Directions for this task:
Reproduce every entry exactly and leave its pictures out.
--*--
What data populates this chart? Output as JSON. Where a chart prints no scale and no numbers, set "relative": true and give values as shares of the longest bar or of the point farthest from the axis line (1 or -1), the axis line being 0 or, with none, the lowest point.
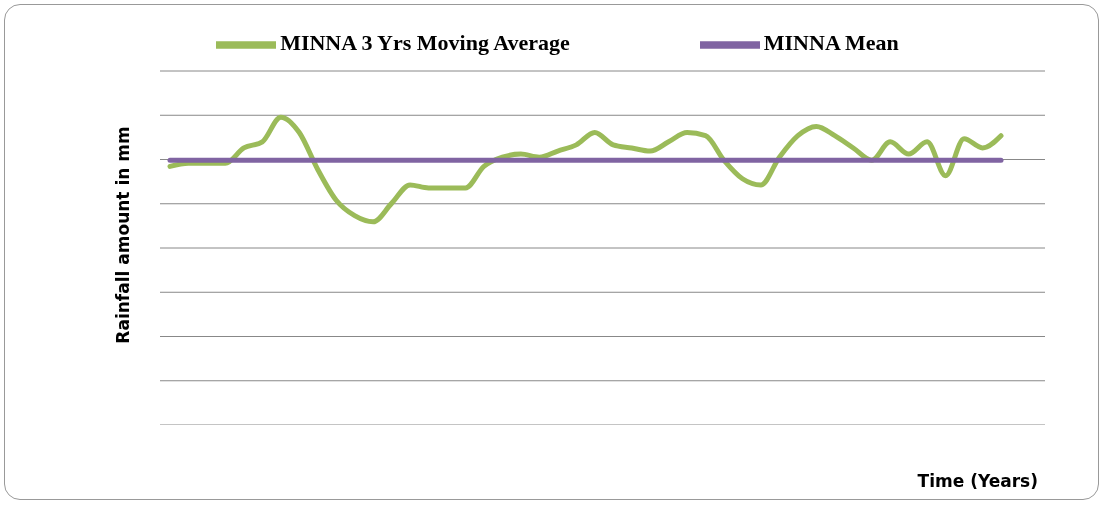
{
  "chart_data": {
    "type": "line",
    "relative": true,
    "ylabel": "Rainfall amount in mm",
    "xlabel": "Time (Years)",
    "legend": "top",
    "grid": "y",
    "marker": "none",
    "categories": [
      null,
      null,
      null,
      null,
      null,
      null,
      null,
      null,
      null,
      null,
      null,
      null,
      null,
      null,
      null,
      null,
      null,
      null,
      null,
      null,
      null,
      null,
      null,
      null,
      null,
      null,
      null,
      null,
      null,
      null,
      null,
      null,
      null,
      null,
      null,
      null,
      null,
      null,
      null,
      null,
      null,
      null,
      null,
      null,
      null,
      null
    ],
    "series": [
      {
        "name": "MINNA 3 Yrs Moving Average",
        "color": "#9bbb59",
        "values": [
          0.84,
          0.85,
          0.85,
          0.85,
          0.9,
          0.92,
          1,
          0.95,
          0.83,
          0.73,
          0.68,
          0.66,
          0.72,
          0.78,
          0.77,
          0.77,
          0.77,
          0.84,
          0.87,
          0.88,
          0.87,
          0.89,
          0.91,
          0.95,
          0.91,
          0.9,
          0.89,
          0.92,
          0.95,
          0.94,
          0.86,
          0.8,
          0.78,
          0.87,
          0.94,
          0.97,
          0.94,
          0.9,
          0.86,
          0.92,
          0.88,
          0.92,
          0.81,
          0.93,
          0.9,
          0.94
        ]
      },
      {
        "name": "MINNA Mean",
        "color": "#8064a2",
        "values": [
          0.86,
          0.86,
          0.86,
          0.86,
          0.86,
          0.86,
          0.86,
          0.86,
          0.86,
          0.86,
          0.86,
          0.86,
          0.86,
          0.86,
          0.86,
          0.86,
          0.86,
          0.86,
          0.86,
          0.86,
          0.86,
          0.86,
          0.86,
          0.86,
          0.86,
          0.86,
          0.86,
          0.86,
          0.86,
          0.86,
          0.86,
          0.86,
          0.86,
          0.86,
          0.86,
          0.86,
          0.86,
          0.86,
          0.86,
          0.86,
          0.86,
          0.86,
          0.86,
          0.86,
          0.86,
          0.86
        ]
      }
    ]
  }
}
--*--
Full output:
What data populates this chart? Output as JSON. Where a chart prints no scale and no numbers, set "relative": true and give values as shares of the longest bar or of the point farthest from the axis line (1 or -1), the axis line being 0 or, with none, the lowest point.
{
  "chart_data": {
    "type": "line",
    "relative": true,
    "ylabel": "Rainfall amount in mm",
    "xlabel": "Time (Years)",
    "legend": "top",
    "grid": "y",
    "marker": "none",
    "categories": [
      null,
      null,
      null,
      null,
      null,
      null,
      null,
      null,
      null,
      null,
      null,
      null,
      null,
      null,
      null,
      null,
      null,
      null,
      null,
      null,
      null,
      null,
      null,
      null,
      null,
      null,
      null,
      null,
      null,
      null,
      null,
      null,
      null,
      null,
      null,
      null,
      null,
      null,
      null,
      null,
      null,
      null,
      null,
      null,
      null,
      null
    ],
    "series": [
      {
        "name": "MINNA 3 Yrs Moving Average",
        "color": "#9bbb59",
        "values": [
          0.84,
          0.85,
          0.85,
          0.85,
          0.9,
          0.92,
          1,
          0.95,
          0.83,
          0.73,
          0.68,
          0.66,
          0.72,
          0.78,
          0.77,
          0.77,
          0.77,
          0.84,
          0.87,
          0.88,
          0.87,
          0.89,
          0.91,
          0.95,
          0.91,
          0.9,
          0.89,
          0.92,
          0.95,
          0.94,
          0.86,
          0.8,
          0.78,
          0.87,
          0.94,
          0.97,
          0.94,
          0.9,
          0.86,
          0.92,
          0.88,
          0.92,
          0.81,
          0.93,
          0.9,
          0.94
        ]
      },
      {
        "name": "MINNA Mean",
        "color": "#8064a2",
        "values": [
          0.86,
          0.86,
          0.86,
          0.86,
          0.86,
          0.86,
          0.86,
          0.86,
          0.86,
          0.86,
          0.86,
          0.86,
          0.86,
          0.86,
          0.86,
          0.86,
          0.86,
          0.86,
          0.86,
          0.86,
          0.86,
          0.86,
          0.86,
          0.86,
          0.86,
          0.86,
          0.86,
          0.86,
          0.86,
          0.86,
          0.86,
          0.86,
          0.86,
          0.86,
          0.86,
          0.86,
          0.86,
          0.86,
          0.86,
          0.86,
          0.86,
          0.86,
          0.86,
          0.86,
          0.86,
          0.86
        ]
      }
    ]
  }
}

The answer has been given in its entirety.